■ EXERCISE INSTRUCTIONS
Give only the number of lines in the data that include the string "name".

++++

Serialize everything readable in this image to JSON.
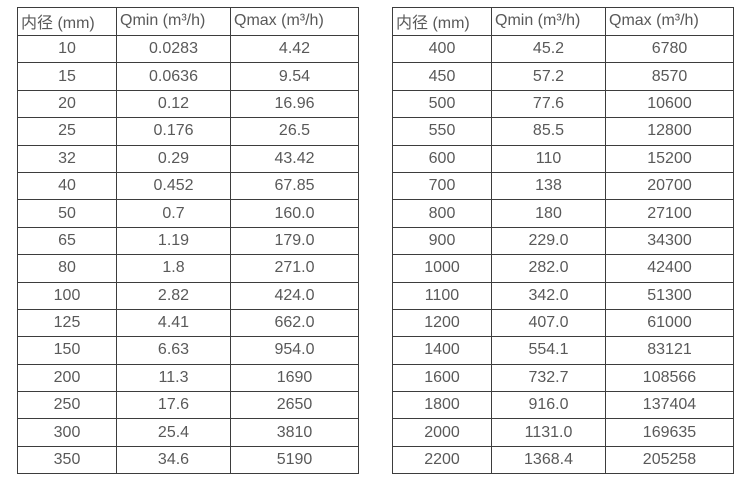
{
  "page": {
    "background": "#ffffff",
    "border_color": "#3d3d3d",
    "text_color": "#595959"
  },
  "tables": [
    {
      "name": "flow-spec-table-small-diameters",
      "headers": [
        "内径 (mm)",
        "Qmin (m³/h)",
        "Qmax (m³/h)"
      ],
      "rows": [
        [
          "10",
          "0.0283",
          "4.42"
        ],
        [
          "15",
          "0.0636",
          "9.54"
        ],
        [
          "20",
          "0.12",
          "16.96"
        ],
        [
          "25",
          "0.176",
          "26.5"
        ],
        [
          "32",
          "0.29",
          "43.42"
        ],
        [
          "40",
          "0.452",
          "67.85"
        ],
        [
          "50",
          "0.7",
          "160.0"
        ],
        [
          "65",
          "1.19",
          "179.0"
        ],
        [
          "80",
          "1.8",
          "271.0"
        ],
        [
          "100",
          "2.82",
          "424.0"
        ],
        [
          "125",
          "4.41",
          "662.0"
        ],
        [
          "150",
          "6.63",
          "954.0"
        ],
        [
          "200",
          "11.3",
          "1690"
        ],
        [
          "250",
          "17.6",
          "2650"
        ],
        [
          "300",
          "25.4",
          "3810"
        ],
        [
          "350",
          "34.6",
          "5190"
        ]
      ]
    },
    {
      "name": "flow-spec-table-large-diameters",
      "headers": [
        "内径 (mm)",
        "Qmin (m³/h)",
        "Qmax (m³/h)"
      ],
      "rows": [
        [
          "400",
          "45.2",
          "6780"
        ],
        [
          "450",
          "57.2",
          "8570"
        ],
        [
          "500",
          "77.6",
          "10600"
        ],
        [
          "550",
          "85.5",
          "12800"
        ],
        [
          "600",
          "110",
          "15200"
        ],
        [
          "700",
          "138",
          "20700"
        ],
        [
          "800",
          "180",
          "27100"
        ],
        [
          "900",
          "229.0",
          "34300"
        ],
        [
          "1000",
          "282.0",
          "42400"
        ],
        [
          "1100",
          "342.0",
          "51300"
        ],
        [
          "1200",
          "407.0",
          "61000"
        ],
        [
          "1400",
          "554.1",
          "83121"
        ],
        [
          "1600",
          "732.7",
          "108566"
        ],
        [
          "1800",
          "916.0",
          "137404"
        ],
        [
          "2000",
          "1131.0",
          "169635"
        ],
        [
          "2200",
          "1368.4",
          "205258"
        ]
      ]
    }
  ]
}
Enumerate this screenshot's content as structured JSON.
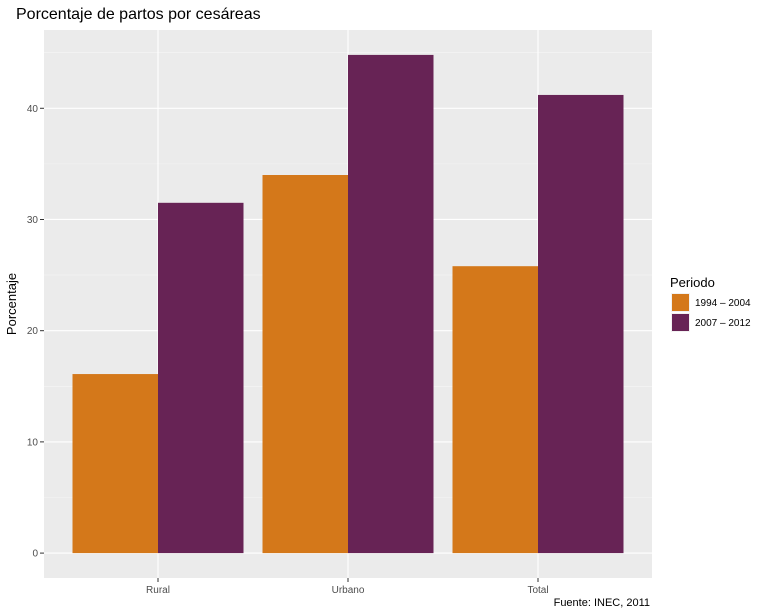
{
  "chart_data": {
    "type": "bar",
    "title": "Porcentaje de partos por cesáreas",
    "xlabel": "",
    "ylabel": "Porcentaje",
    "caption": "Fuente: INEC, 2011",
    "categories": [
      "Rural",
      "Urbano",
      "Total"
    ],
    "series": [
      {
        "name": "1994 – 2004",
        "values": [
          16.1,
          34.0,
          25.8
        ],
        "color": "#D4781A"
      },
      {
        "name": "2007 – 2012",
        "values": [
          31.5,
          44.8,
          41.2
        ],
        "color": "#672355"
      }
    ],
    "yticks": [
      0,
      10,
      20,
      30,
      40
    ],
    "ylim": [
      -2.24,
      47.04
    ],
    "grid": true,
    "panel_background": "#EBEBEB",
    "legend": {
      "title": "Periodo",
      "position": "right"
    }
  }
}
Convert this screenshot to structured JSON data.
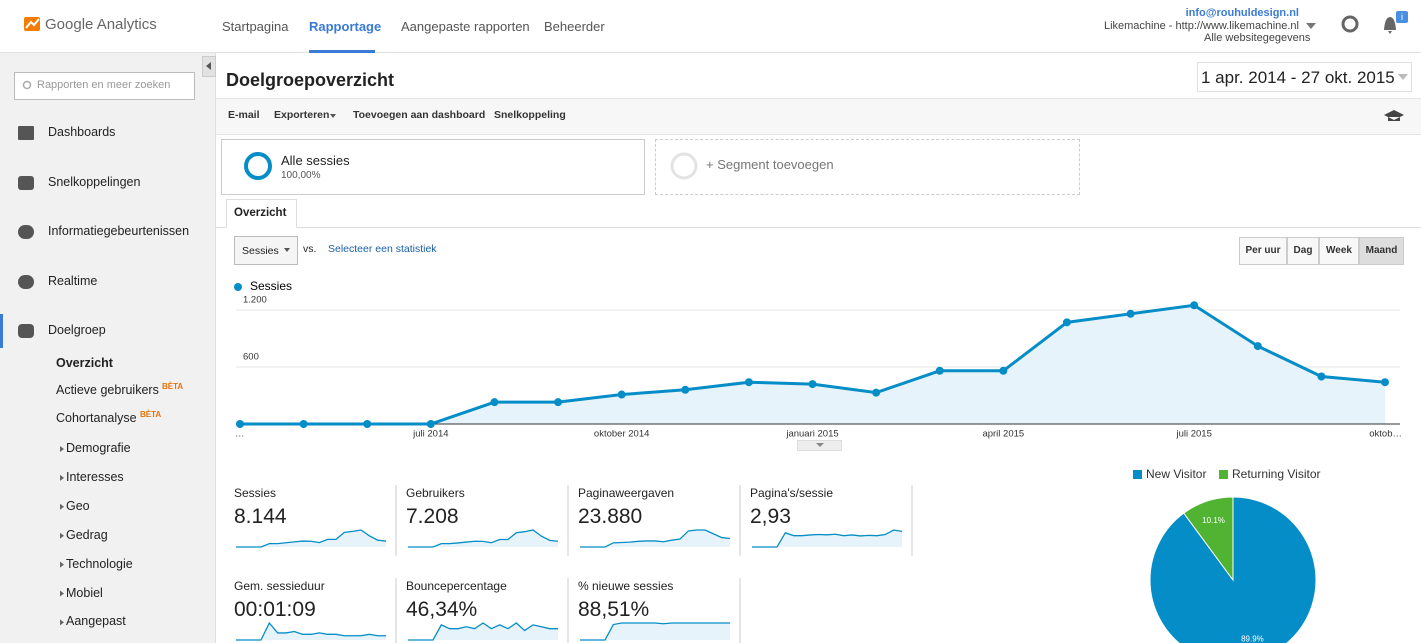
{
  "header": {
    "logo": "Google Analytics",
    "nav": [
      "Startpagina",
      "Rapportage",
      "Aangepaste rapporten",
      "Beheerder"
    ],
    "active_nav": 1,
    "account": {
      "email": "info@rouhuldesign.nl",
      "property": "Likemachine - http://www.likemachine.nl",
      "view": "Alle websitegegevens"
    },
    "notifications": "i"
  },
  "sidebar": {
    "search": "Rapporten en meer zoeken",
    "items": [
      "Dashboards",
      "Snelkoppelingen",
      "Informatiegebeurtenissen",
      "Realtime",
      "Doelgroep"
    ],
    "active_item": 4,
    "subitems": [
      {
        "label": "Overzicht"
      },
      {
        "label": "Actieve gebruikers",
        "badge": "BÈTA"
      },
      {
        "label": "Cohortanalyse",
        "badge": "BÈTA"
      }
    ],
    "subgroups": [
      "Demografie",
      "Interesses",
      "Geo",
      "Gedrag",
      "Technologie",
      "Mobiel",
      "Aangepast"
    ]
  },
  "page": {
    "title": "Doelgroepoverzicht",
    "date_range": "1 apr. 2014 - 27 okt. 2015",
    "toolbar": [
      "E-mail",
      "Exporteren",
      "Toevoegen aan dashboard",
      "Snelkoppeling"
    ],
    "segments": [
      {
        "name": "Alle sessies",
        "share": "100,00%"
      },
      {
        "name": "+ Segment toevoegen"
      }
    ],
    "tab": "Overzicht",
    "metric_select": "Sessies",
    "vs": "vs.",
    "select_stat": "Selecteer een statistiek",
    "granularity": [
      "Per uur",
      "Dag",
      "Week",
      "Maand"
    ],
    "active_granularity": 3
  },
  "chart_data": [
    {
      "type": "line",
      "categories": [
        "…",
        null,
        null,
        "juli 2014",
        null,
        null,
        "oktober 2014",
        null,
        null,
        "januari 2015",
        null,
        null,
        "april 2015",
        null,
        null,
        "juli 2015",
        null,
        null,
        "oktob…"
      ],
      "series": [
        {
          "name": "Sessies",
          "color": "#058dc7",
          "values": [
            0,
            0,
            0,
            0,
            230,
            230,
            310,
            360,
            440,
            420,
            330,
            560,
            560,
            1070,
            1160,
            1250,
            820,
            500,
            440
          ]
        }
      ],
      "ylim": [
        0,
        1300
      ],
      "yticks": [
        600,
        {
          "value": 1200,
          "label": "1.200"
        }
      ],
      "grid": true
    },
    {
      "type": "pie",
      "categories": [
        "New Visitor",
        "Returning Visitor"
      ],
      "values": [
        89.9,
        10.1
      ],
      "value_labels": [
        "89.9%",
        "10.1%"
      ],
      "colors": [
        "#058dc7",
        "#50b432"
      ]
    }
  ],
  "metrics": [
    {
      "label": "Sessies",
      "value": "8.144",
      "sparkline": [
        0,
        0,
        0,
        0,
        2,
        2,
        2.5,
        3,
        3.5,
        3.4,
        2.6,
        4.5,
        4.5,
        8.6,
        9.2,
        10,
        6.6,
        4,
        3.5
      ]
    },
    {
      "label": "Gebruikers",
      "value": "7.208",
      "sparkline": [
        0,
        0,
        0,
        0,
        2,
        2,
        2.4,
        2.9,
        3.4,
        3.3,
        2.5,
        4.4,
        4.4,
        8.4,
        9,
        10,
        6.4,
        3.9,
        3.4
      ]
    },
    {
      "label": "Paginaweergaven",
      "value": "23.880",
      "sparkline": [
        0,
        0,
        0,
        0,
        2.2,
        2.4,
        2.6,
        3,
        3.2,
        3.2,
        2.8,
        3.6,
        4.2,
        8.5,
        9,
        9,
        7,
        5,
        4.5
      ]
    },
    {
      "label": "Pagina's/sessie",
      "value": "2,93",
      "sparkline": [
        0,
        0,
        0,
        0,
        10,
        8,
        8,
        8.5,
        8.8,
        8.6,
        9,
        8,
        8.5,
        7.8,
        8.2,
        8,
        8.8,
        12,
        11
      ]
    },
    {
      "label": "Gem. sessieduur",
      "value": "00:01:09",
      "sparkline": [
        0,
        0,
        0,
        0,
        12,
        5,
        5,
        6,
        4,
        4,
        5,
        4,
        4,
        3,
        3,
        3,
        4,
        3,
        3
      ]
    },
    {
      "label": "Bouncepercentage",
      "value": "46,34%",
      "sparkline": [
        0,
        0,
        0,
        0,
        8,
        6,
        6,
        7,
        6,
        9,
        6,
        8,
        6,
        9,
        5,
        8,
        7,
        6,
        6
      ]
    },
    {
      "label": "% nieuwe sessies",
      "value": "88,51%",
      "sparkline": [
        0,
        0,
        0,
        0,
        10,
        11,
        11,
        11,
        11,
        11,
        10.5,
        11,
        11,
        11,
        11,
        11,
        11,
        11,
        11
      ]
    }
  ]
}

++++

■ SOLUTION FOR THIS EXERCISE
7